WRITTEN PROBLEM A: Copy, word for word, the stretch of the abstract on the University of Tehran from "Design/methodology/approach" through "UT were backcasted.".

PASSAGE GIVEN:
Mohammadali Baradaran Ghahfarokhi, Ali Mohaghar and Fatemeh Saghafi

Higher education and universities have faced unprecedented and ubiquitous changes. The University of Tehran or “UT,” as the leading university in Iran, is not immune to…

Abstract

Purpose

Higher education and universities have faced unprecedented and ubiquitous changes. The University of Tehran or “UT,” as the leading university in Iran, is not immune to these changes. The purposes of this study is to investigate the current situation and future of the UT and gain insights and possible responses to changes that suit its strengths and potential to progress in an increasingly competitive, complex environment with uncertainties. It identifies deep fundamental underpinnings of the issue and highlights them for policymakers to formulate strategies and future vision of the UT.

Design/methodology/approach

Causal layered analysis (CLA) was applied as a framework and the data collected from different sources such as literature reviews, content analysis of rules, regulations and master plans of the university and coded interviews of four different groups of university stakeholders were analyzed. The current system of UT, as well as hidden beliefs, that maintains traditional perceptions about university was mapped. Next, by applying a new recursive process and reverse CLA order, new CLA layers extracted through an expert panel, the layers of CLA based on new metaphors to envision future of UT were backcasted.

RECORDS SUPPLIED:
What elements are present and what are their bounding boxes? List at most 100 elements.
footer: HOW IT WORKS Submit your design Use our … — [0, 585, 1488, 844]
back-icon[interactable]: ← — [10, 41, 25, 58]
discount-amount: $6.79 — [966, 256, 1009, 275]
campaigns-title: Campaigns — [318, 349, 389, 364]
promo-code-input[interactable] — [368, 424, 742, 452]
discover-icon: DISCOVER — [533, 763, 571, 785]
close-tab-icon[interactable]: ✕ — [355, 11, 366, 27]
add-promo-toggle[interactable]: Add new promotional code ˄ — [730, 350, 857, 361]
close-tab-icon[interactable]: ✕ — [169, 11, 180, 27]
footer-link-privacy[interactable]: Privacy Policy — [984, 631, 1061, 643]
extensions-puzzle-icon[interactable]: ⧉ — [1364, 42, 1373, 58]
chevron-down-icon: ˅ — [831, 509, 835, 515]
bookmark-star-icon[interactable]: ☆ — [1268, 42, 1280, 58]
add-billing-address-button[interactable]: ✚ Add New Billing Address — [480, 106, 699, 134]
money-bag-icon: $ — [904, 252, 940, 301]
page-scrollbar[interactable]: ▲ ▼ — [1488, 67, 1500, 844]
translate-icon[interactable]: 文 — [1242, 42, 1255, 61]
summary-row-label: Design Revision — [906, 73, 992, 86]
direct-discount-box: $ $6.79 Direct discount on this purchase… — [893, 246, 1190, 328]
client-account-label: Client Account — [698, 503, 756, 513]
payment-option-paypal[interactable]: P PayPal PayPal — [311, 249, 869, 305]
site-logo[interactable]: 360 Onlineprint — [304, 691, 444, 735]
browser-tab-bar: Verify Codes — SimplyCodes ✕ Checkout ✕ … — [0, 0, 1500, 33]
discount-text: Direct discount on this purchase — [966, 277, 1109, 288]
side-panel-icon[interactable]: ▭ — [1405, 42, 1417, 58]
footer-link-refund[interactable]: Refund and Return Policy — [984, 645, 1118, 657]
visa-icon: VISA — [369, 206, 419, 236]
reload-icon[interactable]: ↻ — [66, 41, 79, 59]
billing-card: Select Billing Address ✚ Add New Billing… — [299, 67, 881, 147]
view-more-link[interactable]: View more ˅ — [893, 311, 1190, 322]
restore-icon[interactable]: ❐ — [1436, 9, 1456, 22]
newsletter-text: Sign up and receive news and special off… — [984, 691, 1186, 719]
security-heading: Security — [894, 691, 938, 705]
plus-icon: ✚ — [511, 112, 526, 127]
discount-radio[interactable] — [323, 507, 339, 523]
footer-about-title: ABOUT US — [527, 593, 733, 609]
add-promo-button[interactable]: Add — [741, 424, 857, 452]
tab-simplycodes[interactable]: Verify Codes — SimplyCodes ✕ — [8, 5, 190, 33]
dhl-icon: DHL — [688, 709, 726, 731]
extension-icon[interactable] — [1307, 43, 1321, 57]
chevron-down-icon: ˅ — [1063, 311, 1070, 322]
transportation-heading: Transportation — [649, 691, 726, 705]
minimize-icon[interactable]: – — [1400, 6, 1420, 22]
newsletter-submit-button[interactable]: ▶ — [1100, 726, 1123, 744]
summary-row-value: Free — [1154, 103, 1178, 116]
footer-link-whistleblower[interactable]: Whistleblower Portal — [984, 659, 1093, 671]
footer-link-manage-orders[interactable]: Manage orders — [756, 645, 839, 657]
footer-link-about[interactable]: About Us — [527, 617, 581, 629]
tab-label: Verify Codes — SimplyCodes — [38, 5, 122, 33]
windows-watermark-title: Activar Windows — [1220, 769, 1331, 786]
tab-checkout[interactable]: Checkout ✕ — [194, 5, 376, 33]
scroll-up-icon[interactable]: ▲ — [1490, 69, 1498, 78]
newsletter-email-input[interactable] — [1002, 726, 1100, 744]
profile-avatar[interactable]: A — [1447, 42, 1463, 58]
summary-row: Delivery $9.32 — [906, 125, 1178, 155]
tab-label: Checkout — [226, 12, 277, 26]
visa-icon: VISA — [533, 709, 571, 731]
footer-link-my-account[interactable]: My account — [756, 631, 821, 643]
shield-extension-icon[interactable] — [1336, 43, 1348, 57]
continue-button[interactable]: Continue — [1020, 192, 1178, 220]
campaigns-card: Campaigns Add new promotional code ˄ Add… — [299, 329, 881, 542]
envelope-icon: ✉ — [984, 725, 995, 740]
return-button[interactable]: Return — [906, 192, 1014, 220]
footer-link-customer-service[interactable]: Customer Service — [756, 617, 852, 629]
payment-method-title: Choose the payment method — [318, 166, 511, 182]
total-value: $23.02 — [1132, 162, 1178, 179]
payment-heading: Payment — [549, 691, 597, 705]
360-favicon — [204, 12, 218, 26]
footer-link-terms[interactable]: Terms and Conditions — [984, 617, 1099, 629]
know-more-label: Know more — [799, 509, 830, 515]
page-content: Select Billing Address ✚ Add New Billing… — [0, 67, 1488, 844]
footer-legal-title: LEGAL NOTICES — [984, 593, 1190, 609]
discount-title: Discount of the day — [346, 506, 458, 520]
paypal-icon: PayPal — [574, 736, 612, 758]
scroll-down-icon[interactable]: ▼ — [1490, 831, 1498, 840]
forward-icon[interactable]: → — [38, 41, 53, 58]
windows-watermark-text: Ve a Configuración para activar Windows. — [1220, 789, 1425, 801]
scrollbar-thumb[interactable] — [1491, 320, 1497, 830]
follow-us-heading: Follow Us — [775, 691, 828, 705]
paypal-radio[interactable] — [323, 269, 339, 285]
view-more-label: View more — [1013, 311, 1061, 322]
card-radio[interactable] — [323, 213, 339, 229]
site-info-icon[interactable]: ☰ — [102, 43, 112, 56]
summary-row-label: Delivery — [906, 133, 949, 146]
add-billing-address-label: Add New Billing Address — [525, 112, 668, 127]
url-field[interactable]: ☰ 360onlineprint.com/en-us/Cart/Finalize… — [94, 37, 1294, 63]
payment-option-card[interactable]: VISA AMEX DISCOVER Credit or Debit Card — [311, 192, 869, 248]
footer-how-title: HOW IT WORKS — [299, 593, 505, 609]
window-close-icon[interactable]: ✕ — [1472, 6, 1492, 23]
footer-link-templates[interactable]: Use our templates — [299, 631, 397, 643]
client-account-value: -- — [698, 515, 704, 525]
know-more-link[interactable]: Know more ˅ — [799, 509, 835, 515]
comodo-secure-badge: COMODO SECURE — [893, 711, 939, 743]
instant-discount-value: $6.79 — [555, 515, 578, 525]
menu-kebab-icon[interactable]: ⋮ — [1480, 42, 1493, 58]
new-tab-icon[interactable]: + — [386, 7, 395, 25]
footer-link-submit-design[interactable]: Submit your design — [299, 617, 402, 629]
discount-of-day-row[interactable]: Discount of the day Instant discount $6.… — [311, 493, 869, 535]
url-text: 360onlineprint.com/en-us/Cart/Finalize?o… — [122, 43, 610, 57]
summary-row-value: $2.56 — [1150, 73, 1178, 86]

WRITTEN PROBLEM B: Write out the rows verbatim, from the start of the rows through the line that contains "discount-text: Direct discount", including that line.

ANSWER A:
Design/methodology/approach

Causal layered analysis (CLA) was applied as a framework and the data collected from different sources such as literature reviews, content analysis of rules, regulations and master plans of the university and coded interviews of four different groups of university stakeholders were analyzed. The current system of UT, as well as hidden beliefs, that maintains traditional perceptions about university was mapped. Next, by applying a new recursive process and reverse CLA order, new CLA layers extracted through an expert panel, the layers of CLA based on new metaphors to envision future of UT were backcasted.

ANSWER B:
What elements are present and what are their bounding boxes? List at most 100 elements.
footer: HOW IT WORKS Submit your design Use our … — [0, 585, 1488, 844]
back-icon[interactable]: ← — [10, 41, 25, 58]
discount-amount: $6.79 — [966, 256, 1009, 275]
campaigns-title: Campaigns — [318, 349, 389, 364]
promo-code-input[interactable] — [368, 424, 742, 452]
discover-icon: DISCOVER — [533, 763, 571, 785]
close-tab-icon[interactable]: ✕ — [355, 11, 366, 27]
add-promo-toggle[interactable]: Add new promotional code ˄ — [730, 350, 857, 361]
close-tab-icon[interactable]: ✕ — [169, 11, 180, 27]
footer-link-privacy[interactable]: Privacy Policy — [984, 631, 1061, 643]
extensions-puzzle-icon[interactable]: ⧉ — [1364, 42, 1373, 58]
chevron-down-icon: ˅ — [831, 509, 835, 515]
bookmark-star-icon[interactable]: ☆ — [1268, 42, 1280, 58]
add-billing-address-button[interactable]: ✚ Add New Billing Address — [480, 106, 699, 134]
money-bag-icon: $ — [904, 252, 940, 301]
page-scrollbar[interactable]: ▲ ▼ — [1488, 67, 1500, 844]
translate-icon[interactable]: 文 — [1242, 42, 1255, 61]
summary-row-label: Design Revision — [906, 73, 992, 86]
direct-discount-box: $ $6.79 Direct discount on this purchase… — [893, 246, 1190, 328]
client-account-label: Client Account — [698, 503, 756, 513]
payment-option-paypal[interactable]: P PayPal PayPal — [311, 249, 869, 305]
site-logo[interactable]: 360 Onlineprint — [304, 691, 444, 735]
browser-tab-bar: Verify Codes — SimplyCodes ✕ Checkout ✕ … — [0, 0, 1500, 33]
discount-text: Direct discount on this purchase — [966, 277, 1109, 288]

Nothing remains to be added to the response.